Start of Provided data
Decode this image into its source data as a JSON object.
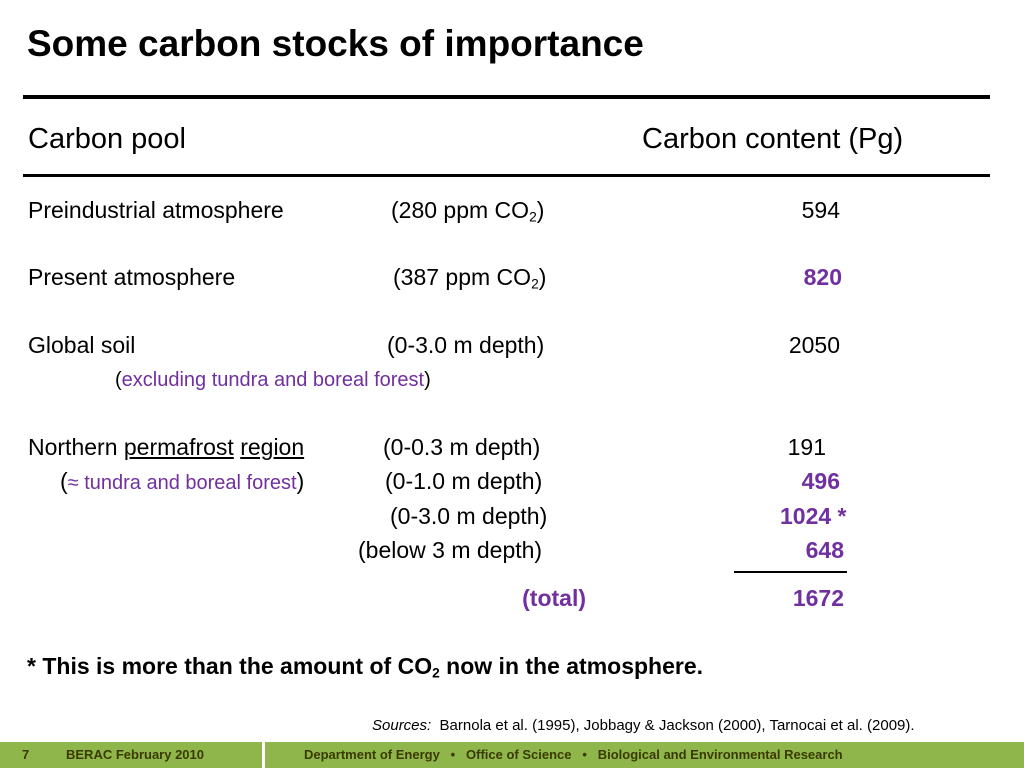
{
  "title": "Some carbon stocks of importance",
  "headers": {
    "pool": "Carbon pool",
    "content": "Carbon content (Pg)"
  },
  "rows": {
    "preindustrial": {
      "label": "Preindustrial atmosphere",
      "note_prefix": "(280 ppm CO",
      "note_sub": "2",
      "note_suffix": ")",
      "value": "594"
    },
    "present": {
      "label": "Present atmosphere",
      "note_prefix": "(387 ppm CO",
      "note_sub": "2",
      "note_suffix": ")",
      "value": "820"
    },
    "soil": {
      "label": "Global soil",
      "note": "(0-3.0 m depth)",
      "value": "2050",
      "sub_open": "(",
      "sub_text": "excluding tundra and boreal forest",
      "sub_close": ")"
    },
    "permafrost": {
      "label_prefix": "Northern ",
      "label_word1": "permafrost",
      "label_word2": "region",
      "sub_open": "(",
      "sub_text": "≈ tundra and boreal forest",
      "sub_close": ")",
      "depth_1": "(0-0.3 m depth)",
      "value_1": "191",
      "depth_2": "(0-1.0 m depth)",
      "value_2": "496",
      "depth_3": "(0-3.0 m depth)",
      "value_3": "1024 *",
      "depth_4": "(below 3 m depth)",
      "value_4": "648",
      "total_label": "(total)",
      "total_value": "1672"
    }
  },
  "note": {
    "prefix": "* This is more than the amount of CO",
    "sub": "2",
    "suffix": " now in the atmosphere."
  },
  "sources": {
    "label": "Sources:",
    "text": "Barnola et al. (1995), Jobbagy & Jackson (2000), Tarnocai et al. (2009)."
  },
  "footer": {
    "page": "7",
    "event": "BERAC February  2010",
    "org": "Department of Energy   •   Office of Science   •   Biological and Environmental Research"
  },
  "colors": {
    "accent_purple": "#7030a0",
    "footer_green": "#8fb64a"
  }
}
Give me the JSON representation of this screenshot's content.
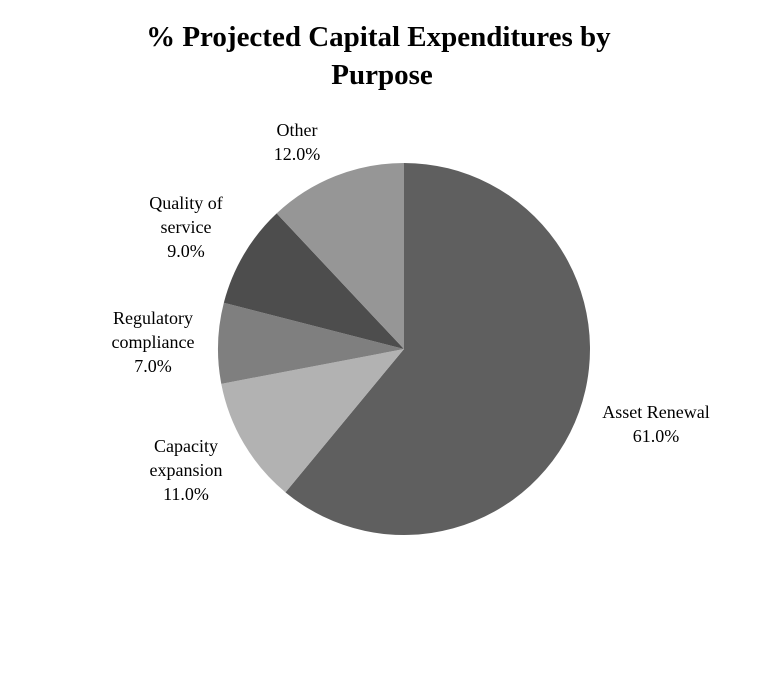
{
  "chart_data": {
    "type": "pie",
    "title_lines": [
      "% Projected Capital Expenditures by",
      "Purpose"
    ],
    "slices": [
      {
        "label_lines": [
          "Asset Renewal"
        ],
        "value": 61.0,
        "value_label": "61.0%",
        "color": "#5f5f5f"
      },
      {
        "label_lines": [
          "Capacity",
          "expansion"
        ],
        "value": 11.0,
        "value_label": "11.0%",
        "color": "#b2b2b2"
      },
      {
        "label_lines": [
          "Regulatory",
          "compliance"
        ],
        "value": 7.0,
        "value_label": "7.0%",
        "color": "#7f7f7f"
      },
      {
        "label_lines": [
          "Quality of",
          "service"
        ],
        "value": 9.0,
        "value_label": "9.0%",
        "color": "#4d4d4d"
      },
      {
        "label_lines": [
          "Other"
        ],
        "value": 12.0,
        "value_label": "12.0%",
        "color": "#969696"
      }
    ],
    "start": "12 o'clock",
    "direction": "clockwise",
    "legend": "none",
    "labels": "outside"
  }
}
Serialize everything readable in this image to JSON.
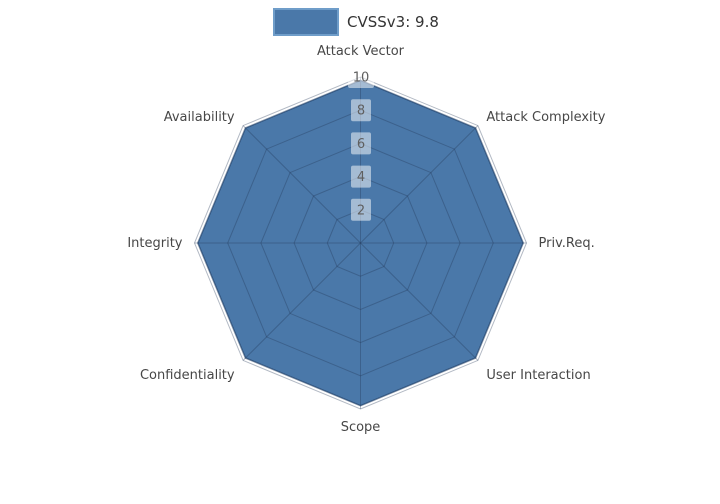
{
  "chart_data": {
    "type": "radar",
    "title": "",
    "legend_position": "top-center",
    "categories": [
      "Attack Vector",
      "Attack Complexity",
      "Priv.Req.",
      "User Interaction",
      "Scope",
      "Confidentiality",
      "Integrity",
      "Availability"
    ],
    "series": [
      {
        "name": "CVSSv3: 9.8",
        "values": [
          9.8,
          9.8,
          9.8,
          9.8,
          9.8,
          9.8,
          9.8,
          9.8
        ]
      }
    ],
    "radial_axis": {
      "min": 0,
      "max": 10,
      "ticks": [
        2,
        4,
        6,
        8,
        10
      ]
    },
    "grid": "on",
    "colors": {
      "fill": "#4a78a9",
      "outline": "rgba(25,55,95,0.6)",
      "grid_line": "rgba(35,55,85,0.35)",
      "tick_bg": "rgba(255,255,255,0.5)",
      "tick_text": "#5f5f5f",
      "label_text": "#474747",
      "legend_line": "#6f9dc9",
      "legend_text": "#333333"
    }
  }
}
End of Provided data
What this task involves: Please write out the material from the line containing "Serialize everything readable" to its final line, both inclusive, exactly as it appears; pictures are not part of the copy.

Full output:
Serialize everything readable in this image to JSON.
{
  "chart_data": {
    "type": "radar",
    "title": "",
    "legend_position": "top-center",
    "categories": [
      "Attack Vector",
      "Attack Complexity",
      "Priv.Req.",
      "User Interaction",
      "Scope",
      "Confidentiality",
      "Integrity",
      "Availability"
    ],
    "series": [
      {
        "name": "CVSSv3: 9.8",
        "values": [
          9.8,
          9.8,
          9.8,
          9.8,
          9.8,
          9.8,
          9.8,
          9.8
        ]
      }
    ],
    "radial_axis": {
      "min": 0,
      "max": 10,
      "ticks": [
        2,
        4,
        6,
        8,
        10
      ]
    },
    "grid": "on",
    "colors": {
      "fill": "#4a78a9",
      "outline": "rgba(25,55,95,0.6)",
      "grid_line": "rgba(35,55,85,0.35)",
      "tick_bg": "rgba(255,255,255,0.5)",
      "tick_text": "#5f5f5f",
      "label_text": "#474747",
      "legend_line": "#6f9dc9",
      "legend_text": "#333333"
    }
  }
}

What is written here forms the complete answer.